### OBJECTIVE
Write out the entries verbatim and leave the images out of the copy.

(Extracted data entries)
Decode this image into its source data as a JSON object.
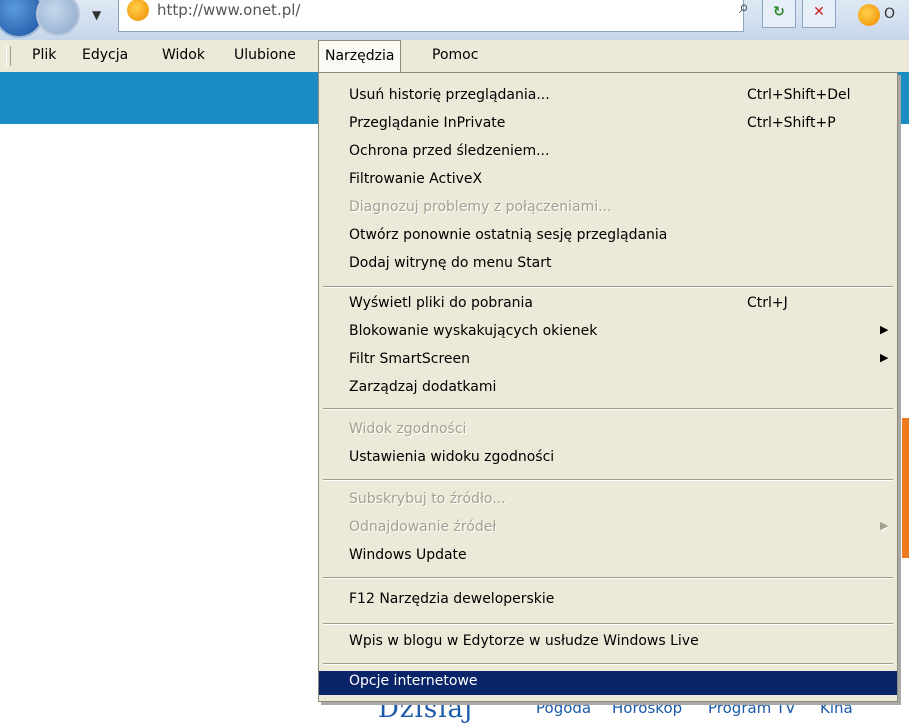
{
  "browser": {
    "url": "http://www.onet.pl/",
    "tab_label": "O"
  },
  "menubar": {
    "items": [
      {
        "label": "Plik"
      },
      {
        "label": "Edycja"
      },
      {
        "label": "Widok"
      },
      {
        "label": "Ulubione"
      },
      {
        "label": "Narzędzia"
      },
      {
        "label": "Pomoc"
      }
    ]
  },
  "tools_menu": {
    "items": [
      {
        "label": "Usuń historię przeglądania...",
        "shortcut": "Ctrl+Shift+Del",
        "enabled": true
      },
      {
        "label": "Przeglądanie InPrivate",
        "shortcut": "Ctrl+Shift+P",
        "enabled": true
      },
      {
        "label": "Ochrona przed śledzeniem...",
        "enabled": true
      },
      {
        "label": "Filtrowanie ActiveX",
        "enabled": true
      },
      {
        "label": "Diagnozuj problemy z połączeniami...",
        "enabled": false
      },
      {
        "label": "Otwórz ponownie ostatnią sesję przeglądania",
        "enabled": true
      },
      {
        "label": "Dodaj witrynę do menu Start",
        "enabled": true
      },
      {
        "label": "Wyświetl pliki do pobrania",
        "shortcut": "Ctrl+J",
        "enabled": true
      },
      {
        "label": "Blokowanie wyskakujących okienek",
        "submenu": true,
        "enabled": true
      },
      {
        "label": "Filtr SmartScreen",
        "submenu": true,
        "enabled": true
      },
      {
        "label": "Zarządzaj dodatkami",
        "enabled": true
      },
      {
        "label": "Widok zgodności",
        "enabled": false
      },
      {
        "label": "Ustawienia widoku zgodności",
        "enabled": true
      },
      {
        "label": "Subskrybuj to źródło...",
        "enabled": false
      },
      {
        "label": "Odnajdowanie źródeł",
        "submenu": true,
        "enabled": false
      },
      {
        "label": "Windows Update",
        "enabled": true
      },
      {
        "label": "F12 Narzędzia deweloperskie",
        "enabled": true
      },
      {
        "label": "Wpis w blogu w Edytorze w usłudze Windows Live",
        "enabled": true
      },
      {
        "label": "Opcje internetowe",
        "enabled": true,
        "highlighted": true
      }
    ]
  },
  "page": {
    "heading": "Dzisiaj",
    "links": [
      "Pogoda",
      "Horoskop",
      "Program TV",
      "Kina"
    ]
  },
  "colors": {
    "highlight": "#0a246a",
    "menu_bg": "#ece9d8",
    "page_band": "#1a8ec4"
  }
}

### RESPONSE
Decode this image into its source data as a JSON object.
{
  "browser": {
    "url": "http://www.onet.pl/",
    "tab_label": "O"
  },
  "menubar": {
    "items": [
      {
        "label": "Plik"
      },
      {
        "label": "Edycja"
      },
      {
        "label": "Widok"
      },
      {
        "label": "Ulubione"
      },
      {
        "label": "Narzędzia"
      },
      {
        "label": "Pomoc"
      }
    ]
  },
  "tools_menu": {
    "items": [
      {
        "label": "Usuń historię przeglądania...",
        "shortcut": "Ctrl+Shift+Del",
        "enabled": true
      },
      {
        "label": "Przeglądanie InPrivate",
        "shortcut": "Ctrl+Shift+P",
        "enabled": true
      },
      {
        "label": "Ochrona przed śledzeniem...",
        "enabled": true
      },
      {
        "label": "Filtrowanie ActiveX",
        "enabled": true
      },
      {
        "label": "Diagnozuj problemy z połączeniami...",
        "enabled": false
      },
      {
        "label": "Otwórz ponownie ostatnią sesję przeglądania",
        "enabled": true
      },
      {
        "label": "Dodaj witrynę do menu Start",
        "enabled": true
      },
      {
        "label": "Wyświetl pliki do pobrania",
        "shortcut": "Ctrl+J",
        "enabled": true
      },
      {
        "label": "Blokowanie wyskakujących okienek",
        "submenu": true,
        "enabled": true
      },
      {
        "label": "Filtr SmartScreen",
        "submenu": true,
        "enabled": true
      },
      {
        "label": "Zarządzaj dodatkami",
        "enabled": true
      },
      {
        "label": "Widok zgodności",
        "enabled": false
      },
      {
        "label": "Ustawienia widoku zgodności",
        "enabled": true
      },
      {
        "label": "Subskrybuj to źródło...",
        "enabled": false
      },
      {
        "label": "Odnajdowanie źródeł",
        "submenu": true,
        "enabled": false
      },
      {
        "label": "Windows Update",
        "enabled": true
      },
      {
        "label": "F12 Narzędzia deweloperskie",
        "enabled": true
      },
      {
        "label": "Wpis w blogu w Edytorze w usłudze Windows Live",
        "enabled": true
      },
      {
        "label": "Opcje internetowe",
        "enabled": true,
        "highlighted": true
      }
    ]
  },
  "page": {
    "heading": "Dzisiaj",
    "links": [
      "Pogoda",
      "Horoskop",
      "Program TV",
      "Kina"
    ]
  },
  "colors": {
    "highlight": "#0a246a",
    "menu_bg": "#ece9d8",
    "page_band": "#1a8ec4"
  }
}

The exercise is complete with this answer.